[What needs to be done]:
Copy every row below line for line, with no changes.

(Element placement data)

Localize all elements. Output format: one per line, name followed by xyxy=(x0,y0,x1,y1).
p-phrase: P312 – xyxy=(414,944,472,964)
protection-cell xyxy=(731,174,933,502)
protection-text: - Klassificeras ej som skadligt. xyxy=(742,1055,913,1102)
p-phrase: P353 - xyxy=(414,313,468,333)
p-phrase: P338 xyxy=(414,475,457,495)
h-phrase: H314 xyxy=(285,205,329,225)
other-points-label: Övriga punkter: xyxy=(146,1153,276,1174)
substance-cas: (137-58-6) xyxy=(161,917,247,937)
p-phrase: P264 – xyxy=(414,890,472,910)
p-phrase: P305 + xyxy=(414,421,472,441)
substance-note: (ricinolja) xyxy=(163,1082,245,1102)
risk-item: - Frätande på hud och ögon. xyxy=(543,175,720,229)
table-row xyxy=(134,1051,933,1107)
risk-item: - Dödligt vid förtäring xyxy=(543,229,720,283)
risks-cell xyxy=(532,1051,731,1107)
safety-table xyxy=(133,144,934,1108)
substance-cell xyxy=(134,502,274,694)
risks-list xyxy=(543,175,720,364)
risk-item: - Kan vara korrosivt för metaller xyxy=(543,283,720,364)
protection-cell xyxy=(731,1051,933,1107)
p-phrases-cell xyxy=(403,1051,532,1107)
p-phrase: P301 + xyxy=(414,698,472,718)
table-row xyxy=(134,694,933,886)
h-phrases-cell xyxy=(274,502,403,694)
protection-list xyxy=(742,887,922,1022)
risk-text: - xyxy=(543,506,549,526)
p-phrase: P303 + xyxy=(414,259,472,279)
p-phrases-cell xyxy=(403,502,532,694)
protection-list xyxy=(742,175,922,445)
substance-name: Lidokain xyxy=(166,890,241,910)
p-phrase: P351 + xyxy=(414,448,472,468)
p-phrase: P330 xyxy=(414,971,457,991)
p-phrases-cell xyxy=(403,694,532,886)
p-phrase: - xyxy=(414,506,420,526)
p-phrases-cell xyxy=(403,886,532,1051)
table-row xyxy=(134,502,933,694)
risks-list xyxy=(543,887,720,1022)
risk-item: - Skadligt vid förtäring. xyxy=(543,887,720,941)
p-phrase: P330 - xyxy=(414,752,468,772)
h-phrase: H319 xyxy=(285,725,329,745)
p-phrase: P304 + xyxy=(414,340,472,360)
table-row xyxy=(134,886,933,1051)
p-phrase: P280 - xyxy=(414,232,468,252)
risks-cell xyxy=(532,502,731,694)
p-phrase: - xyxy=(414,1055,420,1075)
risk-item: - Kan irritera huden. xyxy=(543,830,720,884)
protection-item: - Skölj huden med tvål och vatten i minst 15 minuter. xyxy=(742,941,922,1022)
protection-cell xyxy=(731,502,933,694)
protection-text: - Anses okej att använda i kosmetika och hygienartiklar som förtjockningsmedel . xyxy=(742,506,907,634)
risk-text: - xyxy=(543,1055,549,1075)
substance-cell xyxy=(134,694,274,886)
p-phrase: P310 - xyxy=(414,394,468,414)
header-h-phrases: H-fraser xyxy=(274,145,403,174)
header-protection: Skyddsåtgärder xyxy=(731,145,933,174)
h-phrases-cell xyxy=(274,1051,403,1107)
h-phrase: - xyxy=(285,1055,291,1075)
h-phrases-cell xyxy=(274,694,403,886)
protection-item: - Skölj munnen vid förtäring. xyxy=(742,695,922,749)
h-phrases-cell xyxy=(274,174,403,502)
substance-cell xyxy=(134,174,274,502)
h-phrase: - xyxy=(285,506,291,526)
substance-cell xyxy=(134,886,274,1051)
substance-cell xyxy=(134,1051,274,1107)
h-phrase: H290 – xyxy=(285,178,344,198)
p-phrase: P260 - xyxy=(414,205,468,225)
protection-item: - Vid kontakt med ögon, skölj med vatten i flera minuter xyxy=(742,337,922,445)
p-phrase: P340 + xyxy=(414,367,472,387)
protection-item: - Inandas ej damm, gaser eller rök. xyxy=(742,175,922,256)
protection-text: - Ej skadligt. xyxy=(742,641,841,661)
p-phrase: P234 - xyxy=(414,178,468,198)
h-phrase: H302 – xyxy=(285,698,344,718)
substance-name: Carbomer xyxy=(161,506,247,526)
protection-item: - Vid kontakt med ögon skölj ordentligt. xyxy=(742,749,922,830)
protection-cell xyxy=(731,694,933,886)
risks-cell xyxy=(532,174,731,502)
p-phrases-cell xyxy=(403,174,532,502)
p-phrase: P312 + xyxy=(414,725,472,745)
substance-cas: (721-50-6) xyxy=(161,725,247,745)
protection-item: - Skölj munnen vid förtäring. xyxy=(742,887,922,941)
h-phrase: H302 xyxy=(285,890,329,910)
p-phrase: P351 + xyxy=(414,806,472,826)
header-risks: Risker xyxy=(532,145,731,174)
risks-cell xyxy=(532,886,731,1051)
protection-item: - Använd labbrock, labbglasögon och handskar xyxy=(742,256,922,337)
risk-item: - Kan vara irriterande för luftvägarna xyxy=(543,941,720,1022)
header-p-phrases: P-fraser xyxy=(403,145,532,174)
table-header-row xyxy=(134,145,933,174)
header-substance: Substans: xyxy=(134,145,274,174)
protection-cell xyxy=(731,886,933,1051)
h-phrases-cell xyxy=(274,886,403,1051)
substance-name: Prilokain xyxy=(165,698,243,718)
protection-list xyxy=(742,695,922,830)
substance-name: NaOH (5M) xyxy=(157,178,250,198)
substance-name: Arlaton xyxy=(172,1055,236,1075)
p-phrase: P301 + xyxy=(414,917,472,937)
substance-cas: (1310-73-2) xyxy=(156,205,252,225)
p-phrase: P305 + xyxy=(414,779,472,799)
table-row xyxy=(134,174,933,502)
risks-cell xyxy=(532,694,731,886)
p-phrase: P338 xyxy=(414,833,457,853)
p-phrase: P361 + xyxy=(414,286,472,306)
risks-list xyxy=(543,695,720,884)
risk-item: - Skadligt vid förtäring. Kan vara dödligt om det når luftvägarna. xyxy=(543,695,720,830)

[Response to this task]:
Localize all elements. Output format: one per line, name followed by xyxy=(x0,y0,x1,y1).
p-phrase: P312 – xyxy=(414,944,472,964)
protection-cell xyxy=(731,174,933,502)
protection-text: - Klassificeras ej som skadligt. xyxy=(742,1055,913,1102)
p-phrase: P353 - xyxy=(414,313,468,333)
p-phrase: P338 xyxy=(414,475,457,495)
h-phrase: H314 xyxy=(285,205,329,225)
other-points-label: Övriga punkter: xyxy=(146,1153,276,1174)
substance-cas: (137-58-6) xyxy=(161,917,247,937)
p-phrase: P264 – xyxy=(414,890,472,910)
p-phrase: P305 + xyxy=(414,421,472,441)
substance-note: (ricinolja) xyxy=(163,1082,245,1102)
risk-item: - Frätande på hud och ögon. xyxy=(543,175,720,229)
table-row xyxy=(134,1051,933,1107)
risk-item: - Dödligt vid förtäring xyxy=(543,229,720,283)
risks-cell xyxy=(532,1051,731,1107)
safety-table xyxy=(133,144,934,1108)
substance-cell xyxy=(134,502,274,694)
risks-list xyxy=(543,175,720,364)
risk-item: - Kan vara korrosivt för metaller xyxy=(543,283,720,364)
protection-cell xyxy=(731,1051,933,1107)
p-phrases-cell xyxy=(403,1051,532,1107)
p-phrase: P301 + xyxy=(414,698,472,718)
table-row xyxy=(134,694,933,886)
h-phrases-cell xyxy=(274,502,403,694)
protection-list xyxy=(742,887,922,1022)
risk-text: - xyxy=(543,506,549,526)
p-phrase: P303 + xyxy=(414,259,472,279)
p-phrases-cell xyxy=(403,502,532,694)
protection-list xyxy=(742,175,922,445)
substance-name: Lidokain xyxy=(166,890,241,910)
p-phrase: P351 + xyxy=(414,448,472,468)
p-phrase: P330 xyxy=(414,971,457,991)
p-phrases-cell xyxy=(403,694,532,886)
p-phrase: - xyxy=(414,506,420,526)
p-phrases-cell xyxy=(403,886,532,1051)
table-row xyxy=(134,502,933,694)
risks-list xyxy=(543,887,720,1022)
risk-item: - Skadligt vid förtäring. xyxy=(543,887,720,941)
p-phrase: P330 - xyxy=(414,752,468,772)
h-phrase: H319 xyxy=(285,725,329,745)
p-phrase: P304 + xyxy=(414,340,472,360)
table-row xyxy=(134,886,933,1051)
p-phrase: P280 - xyxy=(414,232,468,252)
risks-cell xyxy=(532,502,731,694)
p-phrase: - xyxy=(414,1055,420,1075)
risk-item: - Kan irritera huden. xyxy=(543,830,720,884)
protection-item: - Skölj huden med tvål och vatten i minst 15 minuter. xyxy=(742,941,922,1022)
protection-cell xyxy=(731,502,933,694)
protection-text: - Anses okej att använda i kosmetika och hygienartiklar som förtjockningsmedel . xyxy=(742,506,907,634)
risk-text: - xyxy=(543,1055,549,1075)
substance-cell xyxy=(134,694,274,886)
p-phrase: P310 - xyxy=(414,394,468,414)
header-h-phrases: H-fraser xyxy=(274,145,403,174)
header-protection: Skyddsåtgärder xyxy=(731,145,933,174)
h-phrases-cell xyxy=(274,1051,403,1107)
h-phrase: - xyxy=(285,1055,291,1075)
h-phrases-cell xyxy=(274,694,403,886)
protection-item: - Skölj munnen vid förtäring. xyxy=(742,695,922,749)
h-phrases-cell xyxy=(274,174,403,502)
substance-cell xyxy=(134,174,274,502)
h-phrase: - xyxy=(285,506,291,526)
substance-cell xyxy=(134,886,274,1051)
substance-cell xyxy=(134,1051,274,1107)
h-phrase: H290 – xyxy=(285,178,344,198)
p-phrase: P260 - xyxy=(414,205,468,225)
protection-item: - Vid kontakt med ögon, skölj med vatten i flera minuter xyxy=(742,337,922,445)
p-phrase: P340 + xyxy=(414,367,472,387)
protection-item: - Inandas ej damm, gaser eller rök. xyxy=(742,175,922,256)
protection-text: - Ej skadligt. xyxy=(742,641,841,661)
p-phrase: P234 - xyxy=(414,178,468,198)
h-phrase: H302 – xyxy=(285,698,344,718)
substance-name: Carbomer xyxy=(161,506,247,526)
protection-item: - Vid kontakt med ögon skölj ordentligt. xyxy=(742,749,922,830)
protection-cell xyxy=(731,694,933,886)
risks-cell xyxy=(532,174,731,502)
p-phrases-cell xyxy=(403,174,532,502)
p-phrase: P312 + xyxy=(414,725,472,745)
substance-cas: (721-50-6) xyxy=(161,725,247,745)
protection-item: - Skölj munnen vid förtäring. xyxy=(742,887,922,941)
h-phrase: H302 xyxy=(285,890,329,910)
p-phrase: P351 + xyxy=(414,806,472,826)
header-risks: Risker xyxy=(532,145,731,174)
risks-cell xyxy=(532,886,731,1051)
protection-item: - Använd labbrock, labbglasögon och handskar xyxy=(742,256,922,337)
risk-item: - Kan vara irriterande för luftvägarna xyxy=(543,941,720,1022)
header-p-phrases: P-fraser xyxy=(403,145,532,174)
table-header-row xyxy=(134,145,933,174)
header-substance: Substans: xyxy=(134,145,274,174)
protection-cell xyxy=(731,886,933,1051)
h-phrases-cell xyxy=(274,886,403,1051)
substance-name: Prilokain xyxy=(165,698,243,718)
protection-list xyxy=(742,695,922,830)
substance-name: NaOH (5M) xyxy=(157,178,250,198)
substance-name: Arlaton xyxy=(172,1055,236,1075)
p-phrase: P301 + xyxy=(414,917,472,937)
substance-cas: (1310-73-2) xyxy=(156,205,252,225)
p-phrase: P305 + xyxy=(414,779,472,799)
table-row xyxy=(134,174,933,502)
risks-cell xyxy=(532,694,731,886)
p-phrase: P338 xyxy=(414,833,457,853)
p-phrase: P361 + xyxy=(414,286,472,306)
risks-list xyxy=(543,695,720,884)
risk-item: - Skadligt vid förtäring. Kan vara dödligt om det når luftvägarna. xyxy=(543,695,720,830)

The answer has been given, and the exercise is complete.